» **Exercise**: In the data below, find every line with the word "hyperactivity" and copy it out.

━━━━━━━━━━━━━━━━━━━━

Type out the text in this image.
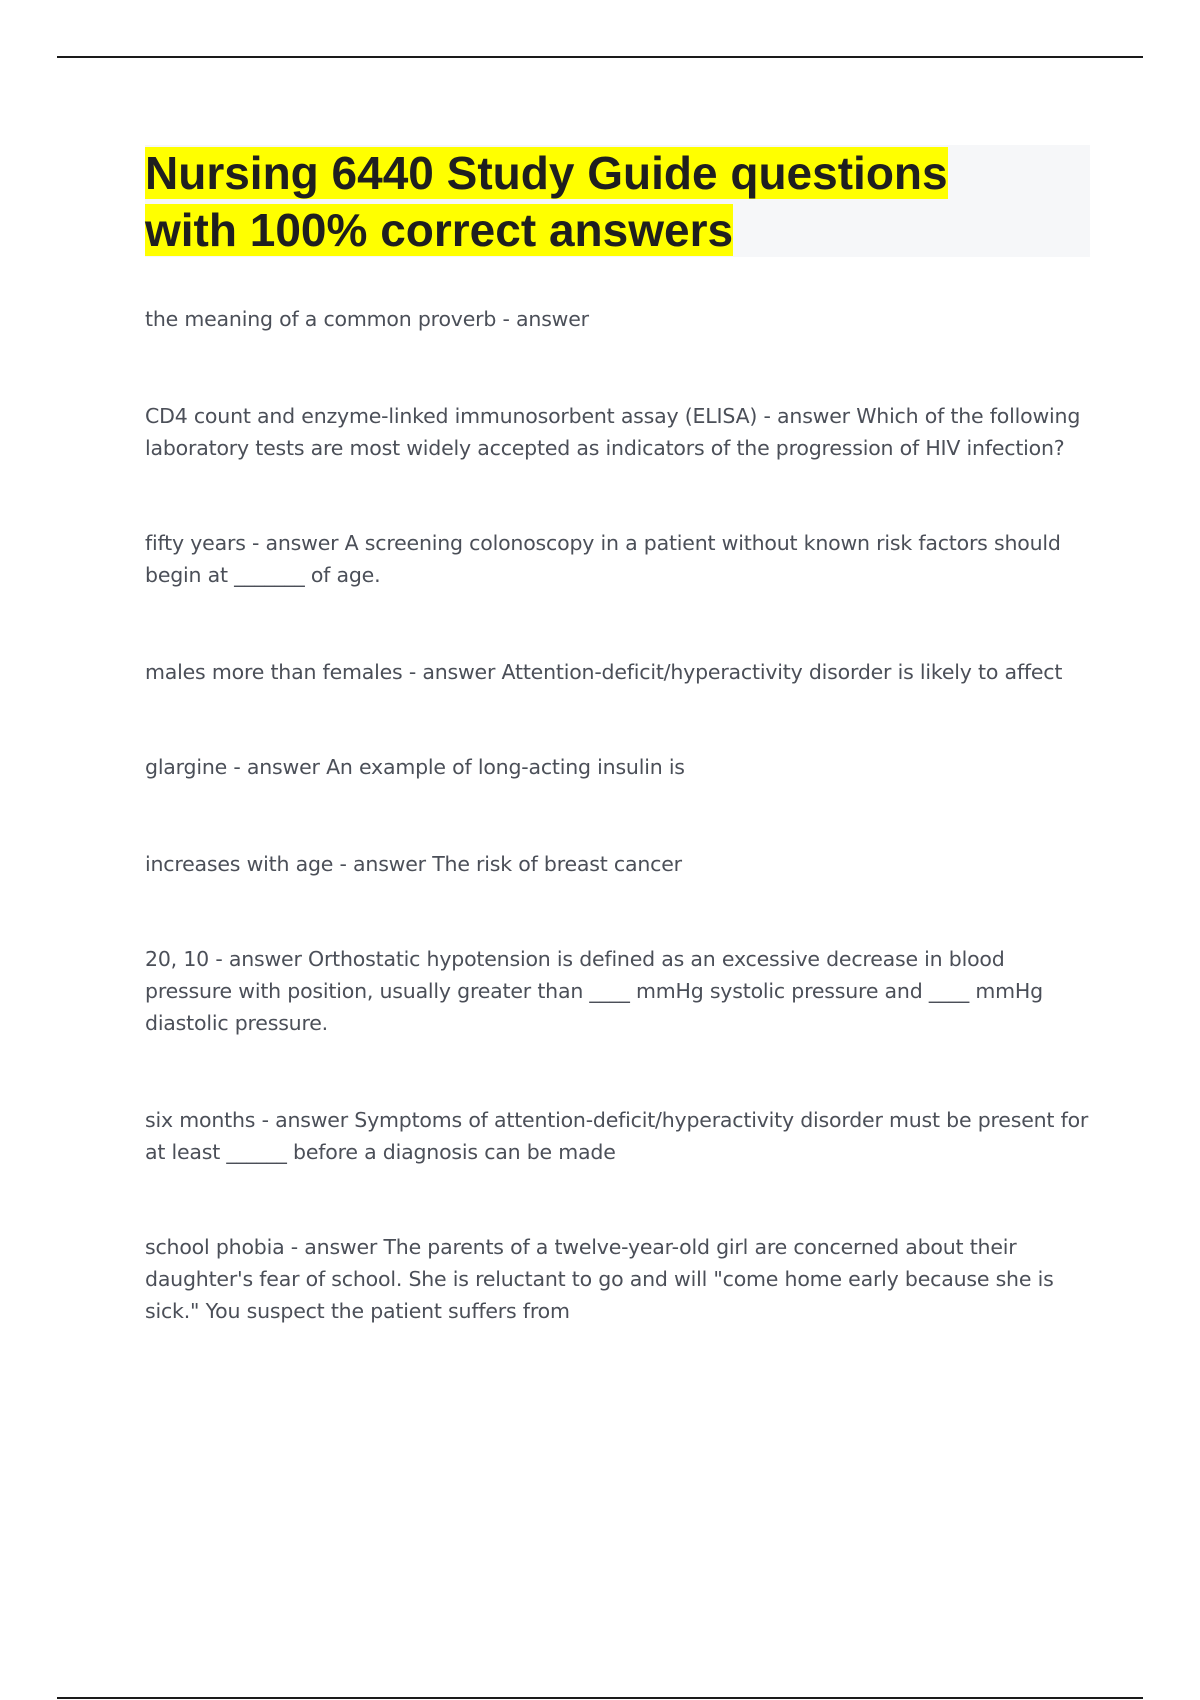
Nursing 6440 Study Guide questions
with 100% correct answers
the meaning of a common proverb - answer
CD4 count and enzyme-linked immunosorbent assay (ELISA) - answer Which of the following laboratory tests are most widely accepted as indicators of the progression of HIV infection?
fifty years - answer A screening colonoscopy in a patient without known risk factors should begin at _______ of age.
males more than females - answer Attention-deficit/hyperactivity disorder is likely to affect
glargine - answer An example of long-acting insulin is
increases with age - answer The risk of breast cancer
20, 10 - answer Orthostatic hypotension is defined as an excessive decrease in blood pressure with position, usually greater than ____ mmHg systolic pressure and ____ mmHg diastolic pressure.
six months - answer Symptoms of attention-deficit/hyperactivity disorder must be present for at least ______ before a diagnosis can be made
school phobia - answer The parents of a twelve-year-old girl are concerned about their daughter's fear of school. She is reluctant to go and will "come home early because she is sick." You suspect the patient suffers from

━━━━━━━━━━━━━━━━━━━━

» **Written reply**:
males more than females - answer Attention-deficit/hyperactivity disorder is likely to affect
six months - answer Symptoms of attention-deficit/hyperactivity disorder must be present for at least ______ before a diagnosis can be made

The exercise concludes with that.